What needs to be done. Repeat each entry as written and leave the images out of the copy.

#### Given data

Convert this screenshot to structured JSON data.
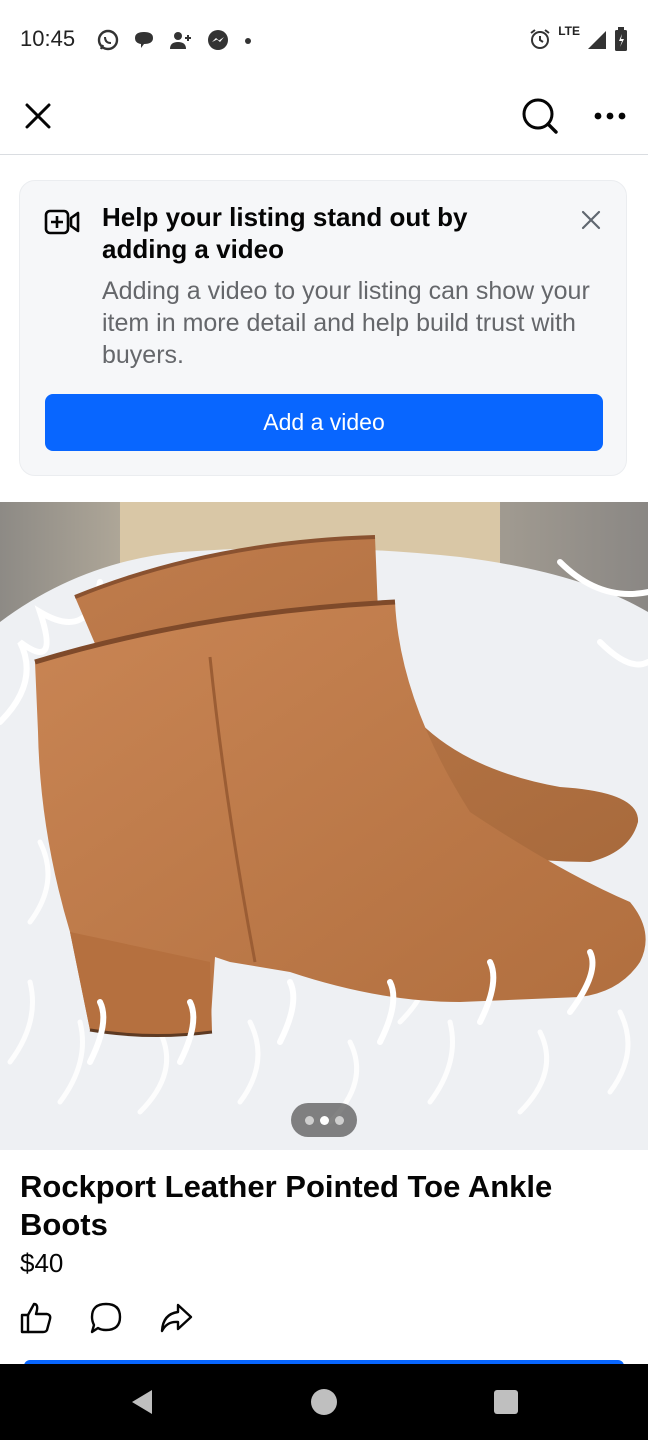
{
  "status_bar": {
    "time": "10:45",
    "network": "LTE",
    "left_icons": [
      "whatsapp-icon",
      "chat-icon",
      "add-person-icon",
      "messenger-icon",
      "dot-icon"
    ],
    "right_icons": [
      "alarm-icon",
      "signal-icon",
      "battery-icon"
    ]
  },
  "top_nav": {
    "icons": [
      "close-icon",
      "search-icon",
      "more-icon"
    ]
  },
  "promo": {
    "title": "Help your listing stand out by adding a video",
    "body": "Adding a video to your listing can show your item in more detail and help build trust with buyers.",
    "cta_label": "Add a video",
    "icons": [
      "add-video-icon",
      "dismiss-icon"
    ]
  },
  "carousel": {
    "dot_count": 3,
    "active_index": 1
  },
  "listing": {
    "title": "Rockport Leather Pointed Toe Ankle Boots",
    "price": "$40",
    "actions": [
      "like-icon",
      "comment-icon",
      "share-icon"
    ]
  },
  "colors": {
    "accent": "#0866ff",
    "text_primary": "#050505",
    "text_secondary": "#65676b",
    "card_bg": "#f6f7f9",
    "boot": "#c07a4a"
  },
  "system_nav": {
    "icons": [
      "back-icon",
      "home-icon",
      "recents-icon"
    ]
  }
}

########

The completed task.
Convert this screenshot to structured JSON data.
{
  "status_bar": {
    "time": "10:45",
    "network": "LTE",
    "left_icons": [
      "whatsapp-icon",
      "chat-icon",
      "add-person-icon",
      "messenger-icon",
      "dot-icon"
    ],
    "right_icons": [
      "alarm-icon",
      "signal-icon",
      "battery-icon"
    ]
  },
  "top_nav": {
    "icons": [
      "close-icon",
      "search-icon",
      "more-icon"
    ]
  },
  "promo": {
    "title": "Help your listing stand out by adding a video",
    "body": "Adding a video to your listing can show your item in more detail and help build trust with buyers.",
    "cta_label": "Add a video",
    "icons": [
      "add-video-icon",
      "dismiss-icon"
    ]
  },
  "carousel": {
    "dot_count": 3,
    "active_index": 1
  },
  "listing": {
    "title": "Rockport Leather Pointed Toe Ankle Boots",
    "price": "$40",
    "actions": [
      "like-icon",
      "comment-icon",
      "share-icon"
    ]
  },
  "colors": {
    "accent": "#0866ff",
    "text_primary": "#050505",
    "text_secondary": "#65676b",
    "card_bg": "#f6f7f9",
    "boot": "#c07a4a"
  },
  "system_nav": {
    "icons": [
      "back-icon",
      "home-icon",
      "recents-icon"
    ]
  }
}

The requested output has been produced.